## Task to carry out
Copy out the full post on Sandy's media impact that follows, word for word.

## Excerpted passage
>>>>

Friday, November 2, 2012

Sandy's Media Impact

The reports/projections are coming in -
  • Pivotal Research Group's Brian Wieser suggests Sandy's disruption of electronic media will cost the industry around $500 million in ad make-goods. His revised forecast for 2012's growth in ad revenues - 0%.  That's despite a revised forecast of $3 billion in political advertising.
  • General Sentiment argues that added social media use linked to Sandy will generate an additional $80 million in ad revenues ($60 million for Twitter, $12 million for news media sites, and the rest generated by other social media platforms.  For comparison, last year's Hurricane Irene generated about $18 million in added revenues.
  • The FCC indicated that Sandy toppled or otherwise disabled a quarter of cell phone towers in the Northeast U.S.  Given the infrastructure disruption, the FCC noted that more towers will drop out of the grid as backup generators run out of fuel or damaged electronics fail.

<<<<

## Records shown
>>>>

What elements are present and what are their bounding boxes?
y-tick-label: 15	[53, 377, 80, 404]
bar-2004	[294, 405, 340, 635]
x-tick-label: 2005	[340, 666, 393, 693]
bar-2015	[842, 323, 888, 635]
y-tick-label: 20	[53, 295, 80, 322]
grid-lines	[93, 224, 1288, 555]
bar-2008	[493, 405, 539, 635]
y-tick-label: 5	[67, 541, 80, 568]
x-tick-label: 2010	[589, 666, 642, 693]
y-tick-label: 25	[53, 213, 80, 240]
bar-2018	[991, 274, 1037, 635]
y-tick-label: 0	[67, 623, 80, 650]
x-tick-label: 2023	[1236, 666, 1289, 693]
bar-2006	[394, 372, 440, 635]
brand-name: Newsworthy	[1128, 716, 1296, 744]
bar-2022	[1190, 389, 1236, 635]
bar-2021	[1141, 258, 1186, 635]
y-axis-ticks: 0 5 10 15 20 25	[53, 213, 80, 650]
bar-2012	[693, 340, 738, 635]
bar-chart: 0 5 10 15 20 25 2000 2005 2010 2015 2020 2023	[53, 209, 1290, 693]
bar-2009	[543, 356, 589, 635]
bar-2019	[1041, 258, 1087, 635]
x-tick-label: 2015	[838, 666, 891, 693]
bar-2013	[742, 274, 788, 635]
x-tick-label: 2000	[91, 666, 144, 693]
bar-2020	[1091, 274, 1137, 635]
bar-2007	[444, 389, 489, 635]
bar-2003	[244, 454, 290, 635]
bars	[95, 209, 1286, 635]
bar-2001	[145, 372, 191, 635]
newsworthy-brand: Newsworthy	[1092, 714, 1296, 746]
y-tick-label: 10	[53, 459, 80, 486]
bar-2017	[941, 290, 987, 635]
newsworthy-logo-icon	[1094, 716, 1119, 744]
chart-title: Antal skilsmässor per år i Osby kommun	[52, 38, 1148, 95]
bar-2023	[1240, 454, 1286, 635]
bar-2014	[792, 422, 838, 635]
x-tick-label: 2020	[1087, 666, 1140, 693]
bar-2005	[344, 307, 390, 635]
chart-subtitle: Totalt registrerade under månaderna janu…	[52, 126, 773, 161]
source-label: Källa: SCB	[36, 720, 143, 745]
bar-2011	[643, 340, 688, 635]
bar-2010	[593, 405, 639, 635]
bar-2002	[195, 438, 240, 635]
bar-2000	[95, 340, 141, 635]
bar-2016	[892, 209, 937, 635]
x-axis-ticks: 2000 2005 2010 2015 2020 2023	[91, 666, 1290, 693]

<<<<

## Problem solution
Friday, November 2, 2012

Sandy's Media Impact

The reports/projections are coming in -
  • Pivotal Research Group's Brian Wieser suggests Sandy's disruption of electronic media will cost the industry around $500 million in ad make-goods. His revised forecast for 2012's growth in ad revenues - 0%.  That's despite a revised forecast of $3 billion in political advertising.
  • General Sentiment argues that added social media use linked to Sandy will generate an additional $80 million in ad revenues ($60 million for Twitter, $12 million for news media sites, and the rest generated by other social media platforms.  For comparison, last year's Hurricane Irene generated about $18 million in added revenues.
  • The FCC indicated that Sandy toppled or otherwise disabled a quarter of cell phone towers in the Northeast U.S.  Given the infrastructure disruption, the FCC noted that more towers will drop out of the grid as backup generators run out of fuel or damaged electronics fail.